Exactly as given, repeat all of the entries.

Extracted records »
========================================
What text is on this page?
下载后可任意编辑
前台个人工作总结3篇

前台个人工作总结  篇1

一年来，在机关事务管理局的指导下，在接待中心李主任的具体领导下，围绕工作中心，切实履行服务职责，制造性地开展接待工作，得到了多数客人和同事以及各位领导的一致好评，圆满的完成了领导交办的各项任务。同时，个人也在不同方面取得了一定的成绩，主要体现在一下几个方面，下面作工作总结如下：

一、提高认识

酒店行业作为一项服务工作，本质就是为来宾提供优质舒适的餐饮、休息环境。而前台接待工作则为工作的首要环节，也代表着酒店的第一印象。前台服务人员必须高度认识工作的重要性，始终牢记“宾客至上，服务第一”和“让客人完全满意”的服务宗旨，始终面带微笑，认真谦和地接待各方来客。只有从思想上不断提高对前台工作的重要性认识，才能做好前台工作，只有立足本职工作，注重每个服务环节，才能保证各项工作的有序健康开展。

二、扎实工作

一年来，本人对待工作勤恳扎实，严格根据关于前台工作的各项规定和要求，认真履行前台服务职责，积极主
========================================
EXERCISE RESPONSE »
What text is on this page?
下载后可任意编辑
前台个人工作总结3篇

前台个人工作总结  篇1

一年来，在机关事务管理局的指导下，在接待中心李主任的具体领导下，围绕工作中心，切实履行服务职责，制造性地开展接待工作，得到了多数客人和同事以及各位领导的一致好评，圆满的完成了领导交办的各项任务。同时，个人也在不同方面取得了一定的成绩，主要体现在一下几个方面，下面作工作总结如下：

一、提高认识

酒店行业作为一项服务工作，本质就是为来宾提供优质舒适的餐饮、休息环境。而前台接待工作则为工作的首要环节，也代表着酒店的第一印象。前台服务人员必须高度认识工作的重要性，始终牢记“宾客至上，服务第一”和“让客人完全满意”的服务宗旨，始终面带微笑，认真谦和地接待各方来客。只有从思想上不断提高对前台工作的重要性认识，才能做好前台工作，只有立足本职工作，注重每个服务环节，才能保证各项工作的有序健康开展。

二、扎实工作

一年来，本人对待工作勤恳扎实，严格根据关于前台工作的各项规定和要求，认真履行前台服务职责，积极主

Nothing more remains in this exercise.